> RAW DATA
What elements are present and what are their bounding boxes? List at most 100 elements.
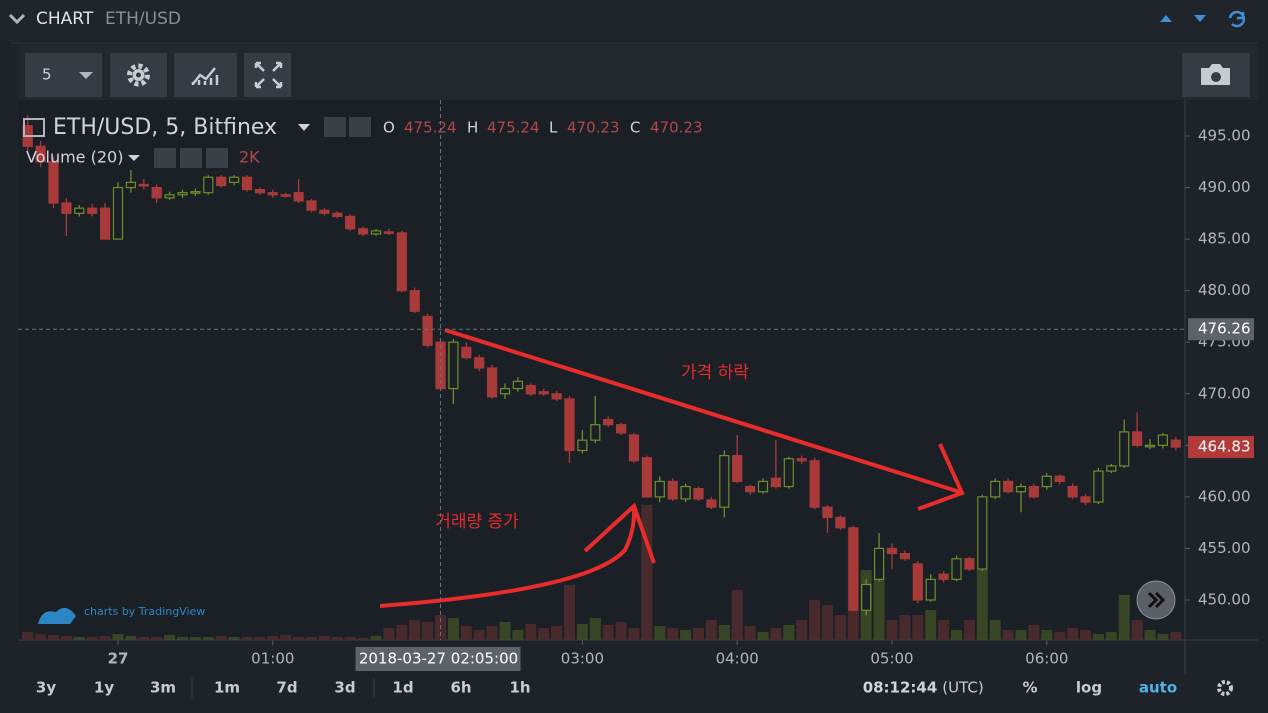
y-tick-label: 450.00 — [1198, 590, 1251, 608]
header-title: CHART — [36, 9, 94, 29]
range-button[interactable]: 7d — [276, 679, 297, 697]
annotation: 가격 하락 — [681, 363, 749, 383]
legend-label: C — [630, 119, 640, 137]
range-button[interactable]: 3m — [150, 679, 176, 697]
watermark: charts by TradingView — [84, 605, 205, 618]
candle-body — [151, 186, 162, 199]
fullscreen-button[interactable] — [244, 53, 291, 97]
settings-button[interactable] — [180, 148, 202, 168]
candle-body — [938, 573, 949, 580]
volume-bar — [963, 620, 975, 640]
volume-bar — [667, 628, 679, 640]
interval-button[interactable] — [25, 53, 102, 97]
refresh-icon[interactable] — [1228, 10, 1246, 28]
volume-bar — [757, 632, 769, 640]
range-button[interactable]: 1d — [392, 679, 413, 697]
range-button[interactable]: 1h — [509, 679, 530, 697]
volume-bar — [1092, 634, 1104, 640]
status-percent[interactable]: % — [1022, 679, 1037, 697]
candle-body — [770, 477, 782, 488]
candle-body — [525, 384, 536, 395]
volume-bar — [1015, 630, 1027, 640]
candle-body — [267, 192, 278, 196]
range-button[interactable]: 1m — [214, 679, 240, 697]
volume-bar — [1157, 634, 1169, 640]
legend-label: H — [467, 119, 478, 137]
x-tick-label: 01:00 — [251, 650, 294, 668]
status-log[interactable]: log — [1076, 679, 1102, 697]
dropdown-icon — [128, 155, 140, 161]
candle-body — [383, 231, 394, 234]
candle-body — [74, 207, 85, 214]
candle-body — [951, 558, 962, 580]
candle-body — [628, 434, 640, 462]
annotation: 거래량 증가 — [435, 512, 519, 532]
candle-body — [280, 194, 291, 197]
x-tick-label: 05:00 — [870, 650, 913, 668]
volume-bar — [976, 570, 988, 640]
candle-body — [203, 176, 214, 194]
gear-icon — [127, 63, 150, 87]
range-button[interactable]: 6h — [450, 679, 471, 697]
last-price-box — [1188, 436, 1254, 459]
candle-body — [538, 391, 549, 395]
candle-body — [757, 480, 769, 493]
x-tick-label: 27 — [108, 650, 129, 668]
y-tick-label: 490.00 — [1198, 178, 1251, 196]
eye-button[interactable] — [154, 148, 176, 168]
settings-icon[interactable] — [1217, 680, 1233, 696]
overlay-layer: 가격 하락 거래량 증가 ETH/USD, 5, Bitfinex O 475.… — [18, 100, 1185, 640]
volume-bar — [925, 610, 937, 640]
candle-body — [990, 480, 1001, 498]
volume-bar — [189, 637, 201, 640]
volume-bar — [202, 637, 214, 640]
candle-body — [487, 367, 498, 398]
range-button[interactable]: 1y — [94, 679, 114, 697]
move-icons[interactable] — [1160, 15, 1206, 22]
candle-body — [964, 558, 975, 570]
eye-button[interactable] — [324, 117, 346, 137]
range-button[interactable]: 3d — [334, 679, 355, 697]
y-tick-label: 455.00 — [1198, 539, 1251, 557]
collapse-icon[interactable] — [8, 13, 26, 25]
volume-bar — [293, 637, 305, 640]
volume-bar — [318, 636, 330, 640]
indicators-button[interactable] — [174, 53, 237, 97]
legend-value: 475.24 — [404, 119, 457, 137]
volume-bar — [705, 620, 717, 640]
candle-body — [332, 212, 343, 218]
status-auto[interactable]: auto — [1139, 679, 1177, 697]
candle-body — [590, 424, 601, 441]
candle-body — [422, 315, 433, 346]
settings-button[interactable] — [349, 117, 371, 137]
candle-body — [306, 200, 317, 211]
volume-bar — [177, 637, 188, 640]
remove-button[interactable] — [206, 148, 228, 168]
volume-bar — [873, 575, 885, 640]
y-tick-label: 470.00 — [1198, 384, 1251, 402]
legend-value: 470.23 — [567, 119, 620, 137]
crosshair-price: 476.26 — [1198, 320, 1251, 338]
crosshair-price-box — [1188, 318, 1254, 341]
candle-body — [409, 290, 420, 312]
range-button[interactable]: 3y — [36, 679, 56, 697]
volume-bar — [628, 628, 640, 640]
volume-bar — [576, 624, 588, 640]
volume-bar — [396, 625, 408, 640]
candle-body — [241, 176, 253, 191]
candle-body — [1028, 485, 1040, 498]
candle-body — [99, 207, 111, 240]
collapse-legend[interactable] — [23, 118, 45, 137]
volume-bar — [951, 630, 962, 640]
volume-bar — [1067, 628, 1079, 640]
volume-bar — [744, 626, 756, 640]
volume-bar — [473, 630, 485, 640]
legend-value: 475.24 — [487, 119, 540, 137]
volume-bar — [73, 637, 85, 640]
volume-bar — [822, 605, 833, 640]
volume-bar — [770, 628, 782, 640]
candle-body — [822, 506, 833, 519]
candle-body — [319, 209, 330, 214]
candle-body — [474, 357, 485, 369]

> EXERCISE DIRECTIONS
Format everything from the line containing "y-tick-label: 450.00 — [1198, 590, 1251, 608]" down to the line containing "overlay-layer: 가격 하락", both included, as a Markdown table with the columns Row and Line. Number each line in the Row column and omit any blank lines.

> COMPLETE ANSWER
| Row | Line |
|---|---|
| 1 | y-tick-label: 450.00 — [1198, 590, 1251, 608] |
| 2 | header-title: CHART — [36, 9, 94, 29] |
| 3 | range-button[interactable]: 7d — [276, 679, 297, 697] |
| 4 | annotation: 가격 하락 — [681, 363, 749, 383] |
| 5 | legend-label: C — [630, 119, 640, 137] |
| 6 | range-button[interactable]: 3m — [150, 679, 176, 697] |
| 7 | watermark: charts by TradingView — [84, 605, 205, 618] |
| 8 | candle-body — [151, 186, 162, 199] |
| 9 | fullscreen-button[interactable] — [244, 53, 291, 97] |
| 10 | settings-button[interactable] — [180, 148, 202, 168] |
| 11 | candle-body — [938, 573, 949, 580] |
| 12 | volume-bar — [963, 620, 975, 640] |
| 13 | volume-bar — [667, 628, 679, 640] |
| 14 | interval-button[interactable] — [25, 53, 102, 97] |
| 15 | refresh-icon[interactable] — [1228, 10, 1246, 28] |
| 16 | volume-bar — [757, 632, 769, 640] |
| 17 | range-button[interactable]: 1d — [392, 679, 413, 697] |
| 18 | range-button[interactable]: 1h — [509, 679, 530, 697] |
| 19 | volume-bar — [1092, 634, 1104, 640] |
| 20 | status-percent[interactable]: % — [1022, 679, 1037, 697] |
| 21 | candle-body — [770, 477, 782, 488] |
| 22 | candle-body — [525, 384, 536, 395] |
| 23 | volume-bar — [1015, 630, 1027, 640] |
| 24 | candle-body — [267, 192, 278, 196] |
| 25 | range-button[interactable]: 1m — [214, 679, 240, 697] |
| 26 | volume-bar — [1157, 634, 1169, 640] |
| 27 | legend-label: H — [467, 119, 478, 137] |
| 28 | x-tick-label: 01:00 — [251, 650, 294, 668] |
| 29 | status-log[interactable]: log — [1076, 679, 1102, 697] |
| 30 | dropdown-icon — [128, 155, 140, 161] |
| 31 | candle-body — [383, 231, 394, 234] |
| 32 | candle-body — [74, 207, 85, 214] |
| 33 | candle-body — [951, 558, 962, 580] |
| 34 | candle-body — [628, 434, 640, 462] |
| 35 | annotation: 거래량 증가 — [435, 512, 519, 532] |
| 36 | candle-body — [280, 194, 291, 197] |
| 37 | x-tick-label: 05:00 — [870, 650, 913, 668] |
| 38 | volume-bar — [976, 570, 988, 640] |
| 39 | candle-body — [203, 176, 214, 194] |
| 40 | gear-icon — [127, 63, 150, 87] |
| 41 | range-button[interactable]: 6h — [450, 679, 471, 697] |
| 42 | last-price-box — [1188, 436, 1254, 459] |
| 43 | candle-body — [538, 391, 549, 395] |
| 44 | candle-body — [757, 480, 769, 493] |
| 45 | x-tick-label: 27 — [108, 650, 129, 668] |
| 46 | y-tick-label: 490.00 — [1198, 178, 1251, 196] |
| 47 | eye-button[interactable] — [154, 148, 176, 168] |
| 48 | settings-icon[interactable] — [1217, 680, 1233, 696] |
| 49 | overlay-layer: 가격 하락 거래량 증가 ETH/USD, 5, Bitfinex O 475.… — [18, 100, 1185, 640] |